(Dataset entries)
##########

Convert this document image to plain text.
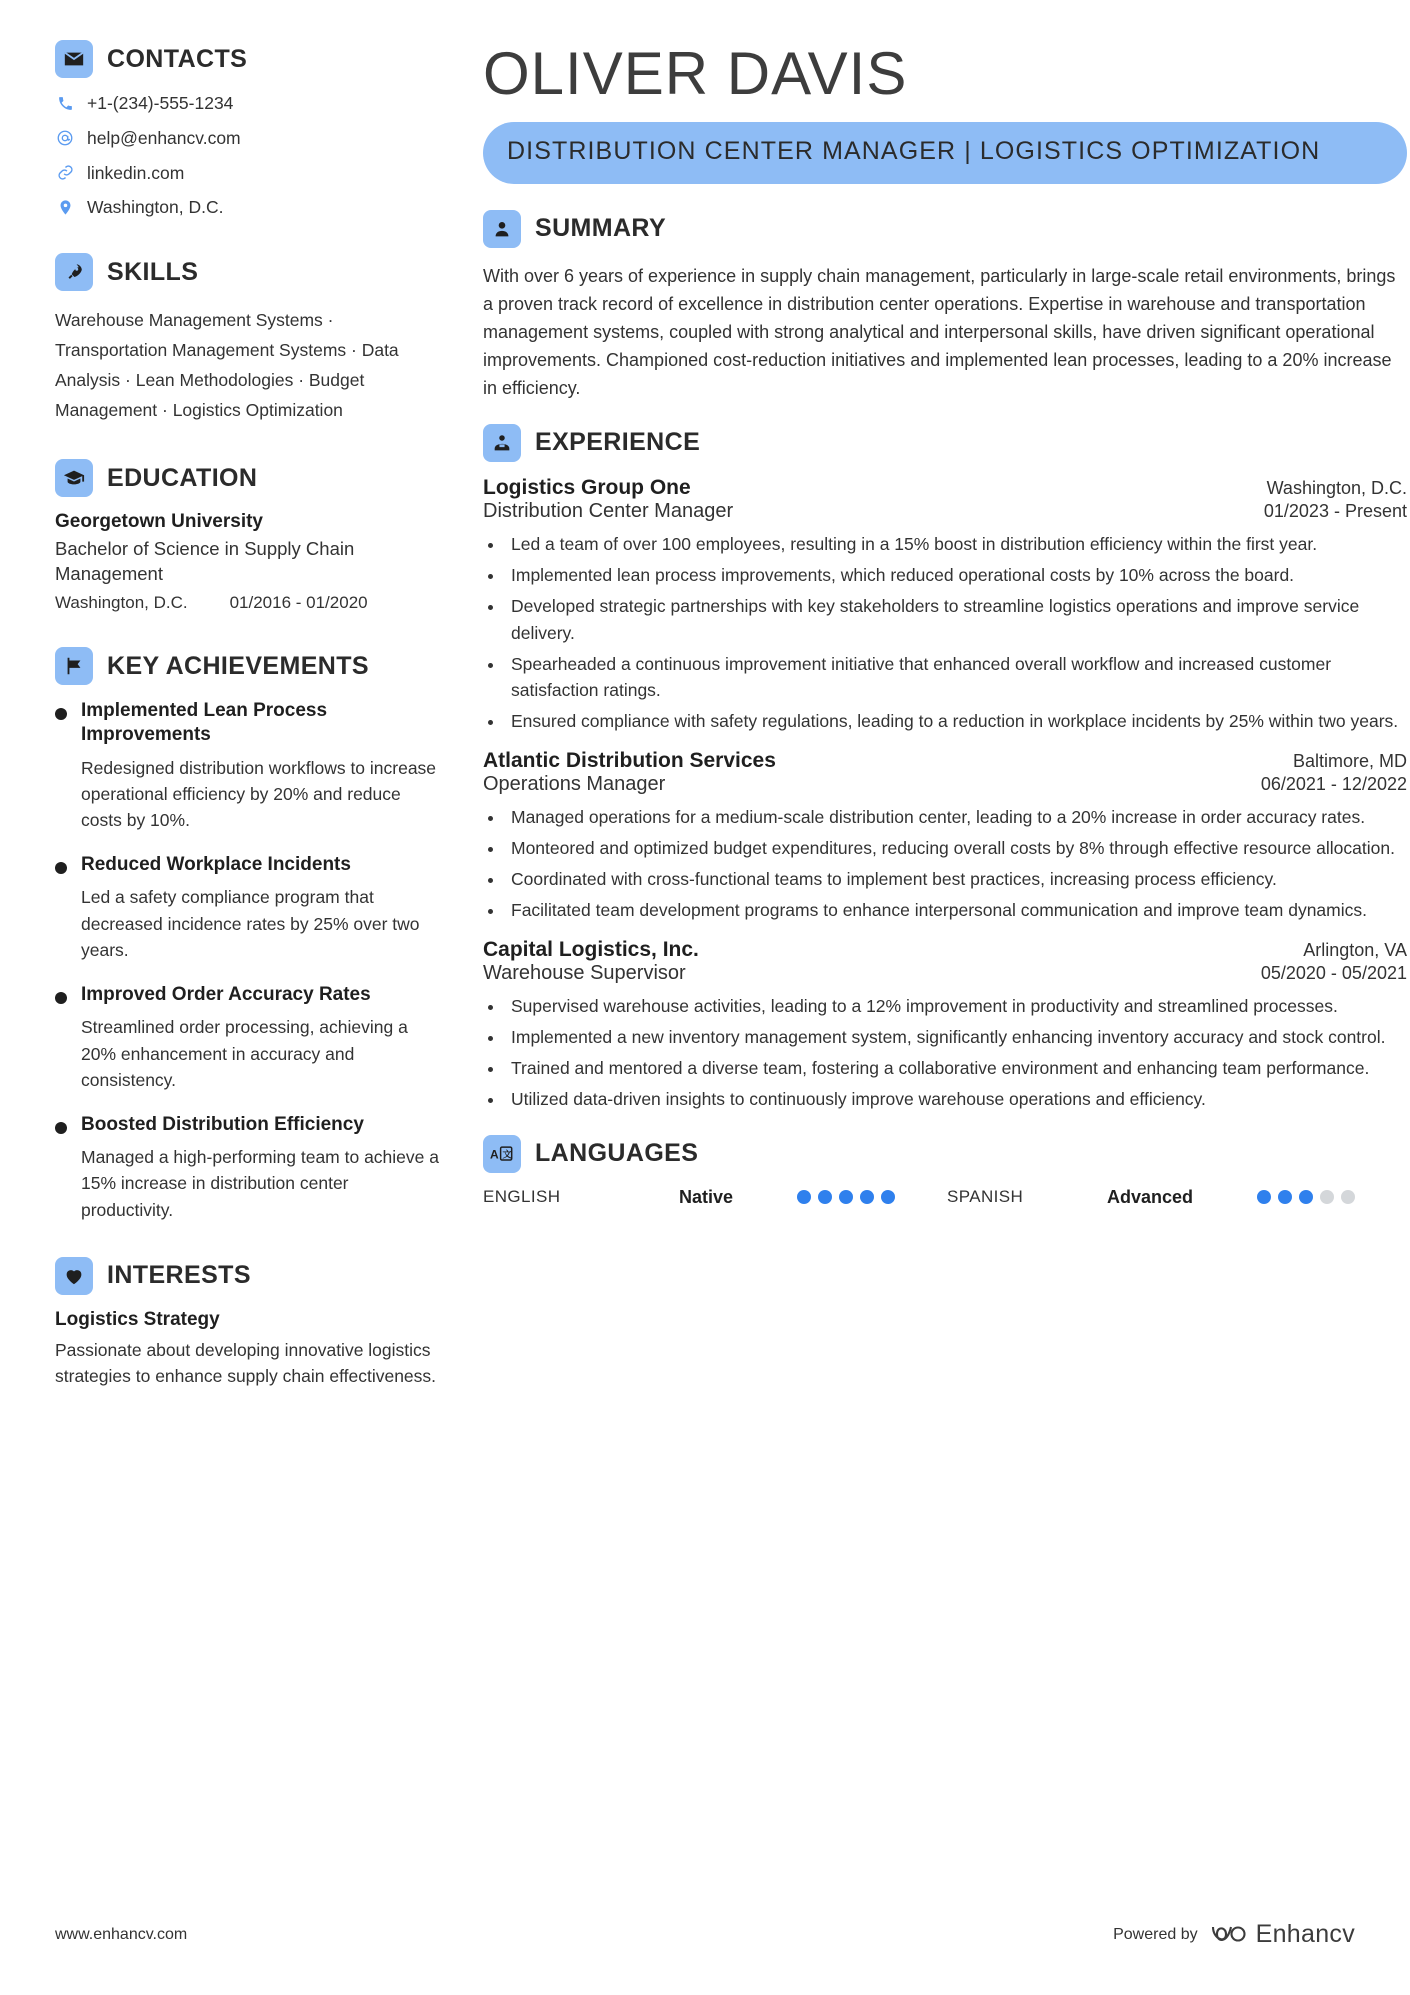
CONTACTS
+1-(234)-555-1234
help@enhancv.com
linkedin.com
Washington, D.C.
SKILLS
Warehouse Management Systems · Transportation Management Systems · Data Analysis · Lean Methodologies · Budget Management · Logistics Optimization
EDUCATION
Georgetown University
Bachelor of Science in Supply Chain Management
Washington, D.C. 01/2016 - 01/2020
KEY ACHIEVEMENTS
Implemented Lean Process Improvements
Redesigned distribution workflows to increase operational efficiency by 20% and reduce costs by 10%.
Reduced Workplace Incidents
Led a safety compliance program that decreased incidence rates by 25% over two years.
Improved Order Accuracy Rates
Streamlined order processing, achieving a 20% enhancement in accuracy and consistency.
Boosted Distribution Efficiency
Managed a high-performing team to achieve a 15% increase in distribution center productivity.
INTERESTS
Logistics Strategy
Passionate about developing innovative logistics strategies to enhance supply chain effectiveness.
OLIVER DAVIS
DISTRIBUTION CENTER MANAGER | LOGISTICS OPTIMIZATION
SUMMARY
With over 6 years of experience in supply chain management, particularly in large-scale retail environments, brings a proven track record of excellence in distribution center operations. Expertise in warehouse and transportation management systems, coupled with strong analytical and interpersonal skills, have driven significant operational improvements. Championed cost-reduction initiatives and implemented lean processes, leading to a 20% increase in efficiency.
EXPERIENCE
Logistics Group One	Washington, D.C.
Distribution Center Manager	01/2023 - Present
• Led a team of over 100 employees, resulting in a 15% boost in distribution efficiency within the first year.
• Implemented lean process improvements, which reduced operational costs by 10% across the board.
• Developed strategic partnerships with key stakeholders to streamline logistics operations and improve service delivery.
• Spearheaded a continuous improvement initiative that enhanced overall workflow and increased customer satisfaction ratings.
• Ensured compliance with safety regulations, leading to a reduction in workplace incidents by 25% within two years.
Atlantic Distribution Services	Baltimore, MD
Operations Manager	06/2021 - 12/2022
• Managed operations for a medium-scale distribution center, leading to a 20% increase in order accuracy rates.
• Monteored and optimized budget expenditures, reducing overall costs by 8% through effective resource allocation.
• Coordinated with cross-functional teams to implement best practices, increasing process efficiency.
• Facilitated team development programs to enhance interpersonal communication and improve team dynamics.
Capital Logistics, Inc.	Arlington, VA
Warehouse Supervisor	05/2020 - 05/2021
• Supervised warehouse activities, leading to a 12% improvement in productivity and streamlined processes.
• Implemented a new inventory management system, significantly enhancing inventory accuracy and stock control.
• Trained and mentored a diverse team, fostering a collaborative environment and enhancing team performance.
• Utilized data-driven insights to continuously improve warehouse operations and efficiency.
A 文 LANGUAGES
ENGLISH	Native	SPANISH	Advanced
www.enhancv.com	Powered by Enhancv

##########

■ Given task ■
Reproduce each line exactly as it appears, omitting the pictures.

■ Result for this exercise ■
Convert this document image to plain text.
CONTACTS
+1-(234)-555-1234
help@enhancv.com
linkedin.com
Washington, D.C.
SKILLS
Warehouse Management Systems · Transportation Management Systems · Data Analysis · Lean Methodologies · Budget Management · Logistics Optimization
EDUCATION
Georgetown University
Bachelor of Science in Supply Chain Management
Washington, D.C. 01/2016 - 01/2020
KEY ACHIEVEMENTS
Implemented Lean Process Improvements
Redesigned distribution workflows to increase operational efficiency by 20% and reduce costs by 10%.
Reduced Workplace Incidents
Led a safety compliance program that decreased incidence rates by 25% over two years.
Improved Order Accuracy Rates
Streamlined order processing, achieving a 20% enhancement in accuracy and consistency.
Boosted Distribution Efficiency
Managed a high-performing team to achieve a 15% increase in distribution center productivity.
INTERESTS
Logistics Strategy
Passionate about developing innovative logistics strategies to enhance supply chain effectiveness.
OLIVER DAVIS
DISTRIBUTION CENTER MANAGER | LOGISTICS OPTIMIZATION
SUMMARY
With over 6 years of experience in supply chain management, particularly in large-scale retail environments, brings a proven track record of excellence in distribution center operations. Expertise in warehouse and transportation management systems, coupled with strong analytical and interpersonal skills, have driven significant operational improvements. Championed cost-reduction initiatives and implemented lean processes, leading to a 20% increase in efficiency.
EXPERIENCE
Logistics Group One	Washington, D.C.
Distribution Center Manager	01/2023 - Present
• Led a team of over 100 employees, resulting in a 15% boost in distribution efficiency within the first year.
• Implemented lean process improvements, which reduced operational costs by 10% across the board.
• Developed strategic partnerships with key stakeholders to streamline logistics operations and improve service delivery.
• Spearheaded a continuous improvement initiative that enhanced overall workflow and increased customer satisfaction ratings.
• Ensured compliance with safety regulations, leading to a reduction in workplace incidents by 25% within two years.
Atlantic Distribution Services	Baltimore, MD
Operations Manager	06/2021 - 12/2022
• Managed operations for a medium-scale distribution center, leading to a 20% increase in order accuracy rates.
• Monteored and optimized budget expenditures, reducing overall costs by 8% through effective resource allocation.
• Coordinated with cross-functional teams to implement best practices, increasing process efficiency.
• Facilitated team development programs to enhance interpersonal communication and improve team dynamics.
Capital Logistics, Inc.	Arlington, VA
Warehouse Supervisor	05/2020 - 05/2021
• Supervised warehouse activities, leading to a 12% improvement in productivity and streamlined processes.
• Implemented a new inventory management system, significantly enhancing inventory accuracy and stock control.
• Trained and mentored a diverse team, fostering a collaborative environment and enhancing team performance.
• Utilized data-driven insights to continuously improve warehouse operations and efficiency.
A 文 LANGUAGES
ENGLISH	Native	SPANISH	Advanced
www.enhancv.com	Powered by Enhancv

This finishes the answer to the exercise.